§ Prompt:
Search the material below for the word "days" and copy every line in which it occurs.

[Begin]

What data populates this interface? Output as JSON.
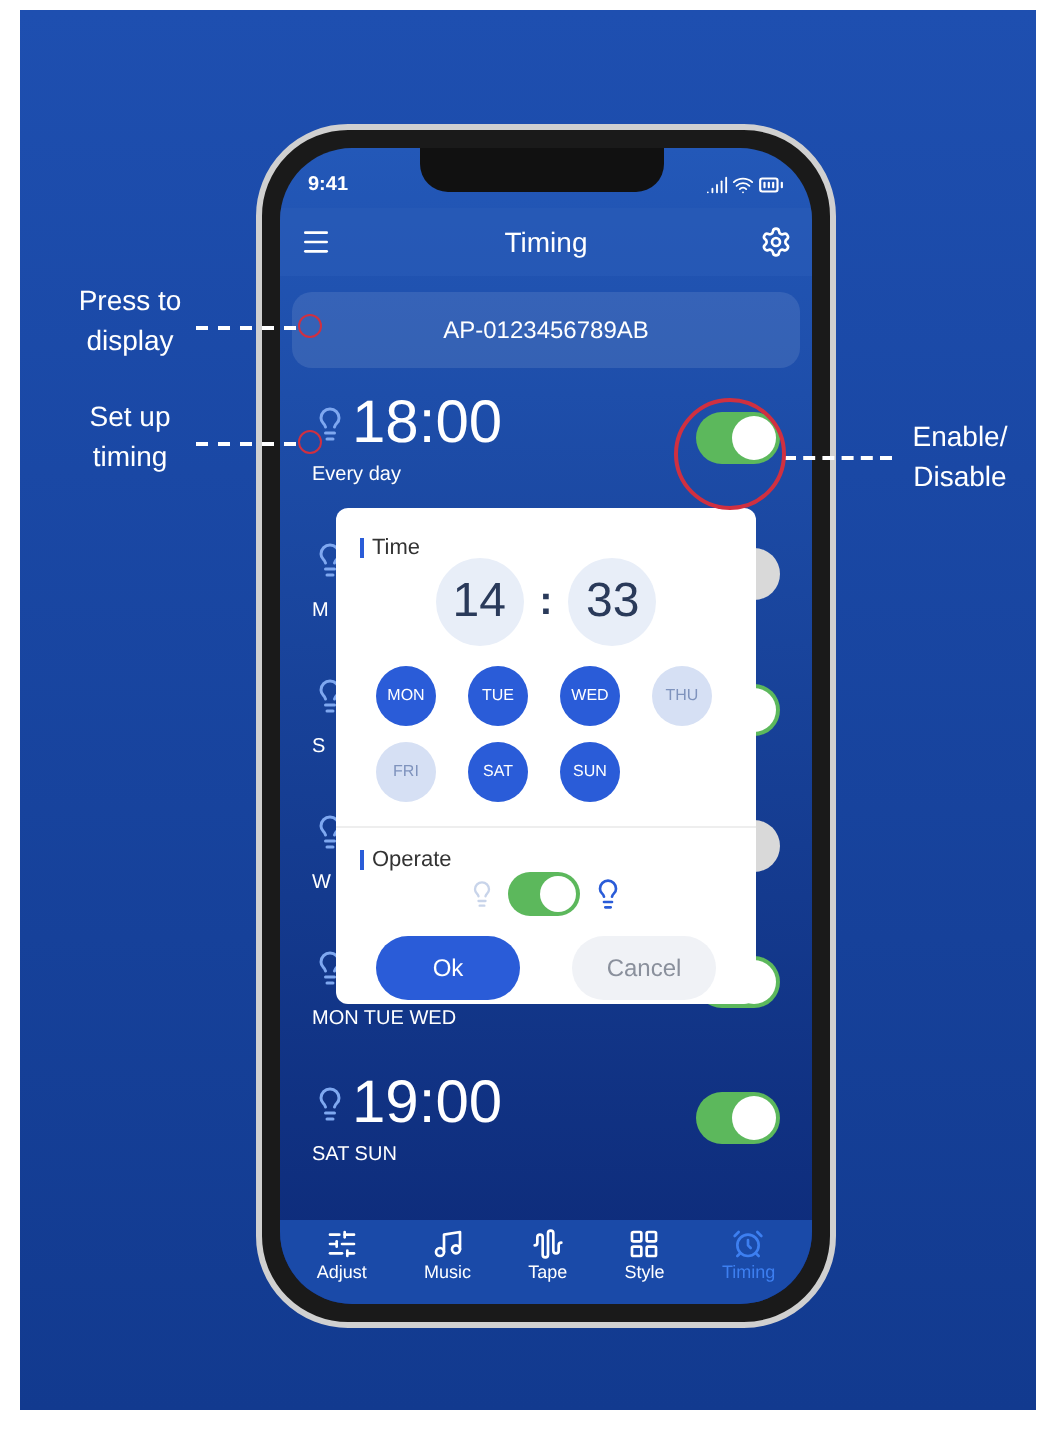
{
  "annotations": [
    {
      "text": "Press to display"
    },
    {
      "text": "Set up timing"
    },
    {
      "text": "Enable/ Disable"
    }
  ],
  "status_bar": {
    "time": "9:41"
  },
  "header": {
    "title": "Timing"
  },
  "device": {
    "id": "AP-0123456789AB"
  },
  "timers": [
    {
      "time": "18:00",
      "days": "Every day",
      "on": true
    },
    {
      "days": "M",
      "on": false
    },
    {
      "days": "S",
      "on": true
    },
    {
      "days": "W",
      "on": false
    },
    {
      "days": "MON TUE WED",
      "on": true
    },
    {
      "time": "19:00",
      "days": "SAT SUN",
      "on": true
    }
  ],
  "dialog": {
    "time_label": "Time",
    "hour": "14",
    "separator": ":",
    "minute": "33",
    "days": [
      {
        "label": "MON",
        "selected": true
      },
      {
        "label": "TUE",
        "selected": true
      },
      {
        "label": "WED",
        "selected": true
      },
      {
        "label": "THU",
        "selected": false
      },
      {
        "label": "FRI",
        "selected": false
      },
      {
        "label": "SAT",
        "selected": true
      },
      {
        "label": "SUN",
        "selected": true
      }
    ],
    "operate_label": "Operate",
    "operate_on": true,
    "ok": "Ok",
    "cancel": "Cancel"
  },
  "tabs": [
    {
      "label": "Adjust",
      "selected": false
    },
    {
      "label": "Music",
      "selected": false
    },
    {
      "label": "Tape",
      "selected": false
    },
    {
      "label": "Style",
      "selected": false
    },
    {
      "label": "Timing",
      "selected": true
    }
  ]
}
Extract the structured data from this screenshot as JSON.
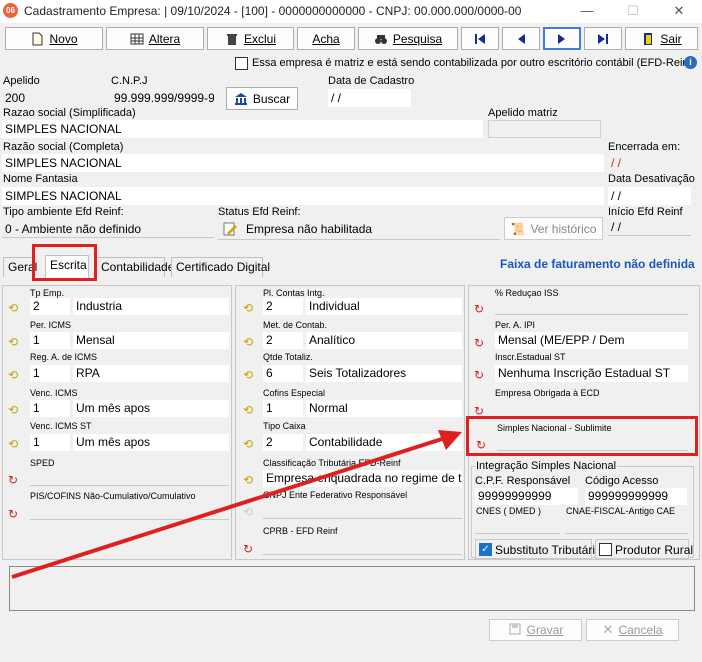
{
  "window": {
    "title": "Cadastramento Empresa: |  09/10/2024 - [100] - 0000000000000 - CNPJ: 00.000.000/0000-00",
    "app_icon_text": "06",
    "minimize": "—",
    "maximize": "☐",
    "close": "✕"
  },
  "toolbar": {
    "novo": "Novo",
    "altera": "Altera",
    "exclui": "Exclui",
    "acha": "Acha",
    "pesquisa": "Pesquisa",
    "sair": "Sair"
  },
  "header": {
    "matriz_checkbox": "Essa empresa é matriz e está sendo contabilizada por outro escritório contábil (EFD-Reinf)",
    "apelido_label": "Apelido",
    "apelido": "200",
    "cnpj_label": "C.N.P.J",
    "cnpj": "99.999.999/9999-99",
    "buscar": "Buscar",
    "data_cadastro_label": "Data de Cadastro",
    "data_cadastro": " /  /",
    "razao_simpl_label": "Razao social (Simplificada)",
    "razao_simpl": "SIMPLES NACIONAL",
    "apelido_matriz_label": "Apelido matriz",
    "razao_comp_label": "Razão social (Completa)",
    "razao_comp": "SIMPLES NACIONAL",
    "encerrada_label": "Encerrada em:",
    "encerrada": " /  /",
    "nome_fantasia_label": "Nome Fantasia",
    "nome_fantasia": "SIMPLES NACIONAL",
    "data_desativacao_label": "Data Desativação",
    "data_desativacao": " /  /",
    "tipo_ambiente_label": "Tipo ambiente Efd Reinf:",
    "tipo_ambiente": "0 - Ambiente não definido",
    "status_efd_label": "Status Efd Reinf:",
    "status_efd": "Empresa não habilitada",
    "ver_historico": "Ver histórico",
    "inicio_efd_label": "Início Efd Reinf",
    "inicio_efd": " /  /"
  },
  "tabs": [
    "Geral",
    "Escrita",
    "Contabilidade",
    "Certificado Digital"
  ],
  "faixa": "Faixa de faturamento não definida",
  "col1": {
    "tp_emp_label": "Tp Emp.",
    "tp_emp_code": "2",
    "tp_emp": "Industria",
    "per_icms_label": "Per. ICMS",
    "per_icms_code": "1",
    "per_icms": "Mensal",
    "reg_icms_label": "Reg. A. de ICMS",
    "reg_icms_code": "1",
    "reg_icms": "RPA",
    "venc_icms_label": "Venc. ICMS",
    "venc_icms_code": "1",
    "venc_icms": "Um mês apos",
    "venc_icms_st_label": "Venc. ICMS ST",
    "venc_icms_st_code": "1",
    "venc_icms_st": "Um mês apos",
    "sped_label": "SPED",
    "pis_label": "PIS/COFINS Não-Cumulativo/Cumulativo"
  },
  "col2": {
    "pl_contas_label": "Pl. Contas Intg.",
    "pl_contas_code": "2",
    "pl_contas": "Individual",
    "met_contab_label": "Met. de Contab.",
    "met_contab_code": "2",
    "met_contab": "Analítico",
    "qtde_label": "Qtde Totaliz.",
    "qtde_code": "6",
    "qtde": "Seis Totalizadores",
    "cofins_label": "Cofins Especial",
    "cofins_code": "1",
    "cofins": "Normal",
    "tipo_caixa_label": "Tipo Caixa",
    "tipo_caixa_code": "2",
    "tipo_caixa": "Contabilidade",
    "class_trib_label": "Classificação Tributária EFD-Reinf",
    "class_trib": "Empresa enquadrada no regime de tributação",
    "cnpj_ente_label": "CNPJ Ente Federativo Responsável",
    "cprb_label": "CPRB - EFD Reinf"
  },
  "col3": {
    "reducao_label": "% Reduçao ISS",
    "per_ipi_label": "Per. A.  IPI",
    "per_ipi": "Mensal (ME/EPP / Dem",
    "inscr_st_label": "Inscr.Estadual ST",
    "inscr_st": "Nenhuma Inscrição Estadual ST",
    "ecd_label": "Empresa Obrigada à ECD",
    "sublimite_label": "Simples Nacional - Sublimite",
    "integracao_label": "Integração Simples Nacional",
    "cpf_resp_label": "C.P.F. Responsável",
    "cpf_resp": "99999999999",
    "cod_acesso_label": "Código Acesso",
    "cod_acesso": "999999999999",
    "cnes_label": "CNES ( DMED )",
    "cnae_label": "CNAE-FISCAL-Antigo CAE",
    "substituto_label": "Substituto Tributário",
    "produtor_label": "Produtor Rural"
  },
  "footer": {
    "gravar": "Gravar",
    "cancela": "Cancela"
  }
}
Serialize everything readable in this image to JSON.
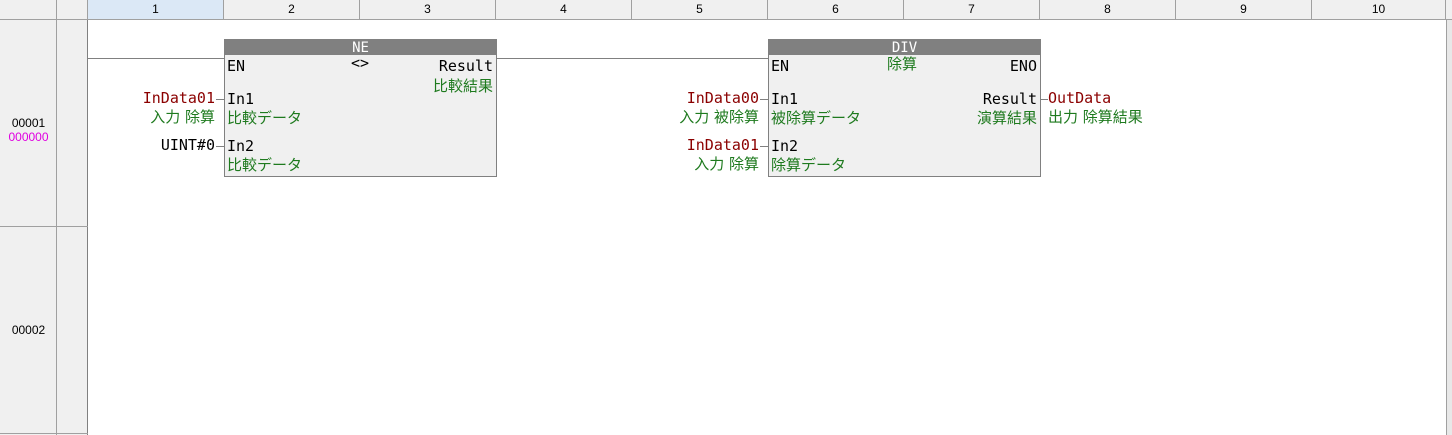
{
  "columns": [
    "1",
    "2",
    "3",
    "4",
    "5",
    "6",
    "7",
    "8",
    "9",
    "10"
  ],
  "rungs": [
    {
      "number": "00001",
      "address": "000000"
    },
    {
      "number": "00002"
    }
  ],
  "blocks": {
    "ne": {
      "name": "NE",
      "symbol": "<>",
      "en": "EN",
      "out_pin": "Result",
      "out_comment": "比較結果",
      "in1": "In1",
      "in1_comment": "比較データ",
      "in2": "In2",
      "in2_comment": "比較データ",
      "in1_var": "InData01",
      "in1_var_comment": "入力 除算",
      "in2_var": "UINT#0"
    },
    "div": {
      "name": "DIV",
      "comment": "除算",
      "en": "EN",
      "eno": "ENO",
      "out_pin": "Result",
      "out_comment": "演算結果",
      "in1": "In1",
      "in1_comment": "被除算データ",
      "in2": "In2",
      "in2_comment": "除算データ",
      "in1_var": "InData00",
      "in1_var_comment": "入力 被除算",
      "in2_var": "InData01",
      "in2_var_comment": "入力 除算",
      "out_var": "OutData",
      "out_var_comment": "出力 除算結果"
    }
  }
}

[End]

§ Reply:
      "days": "Every day",
      "days": "M",
      "days": "S",
      "days": "W",
      "days": "MON TUE WED",
      "days": "SAT SUN",
    "days": [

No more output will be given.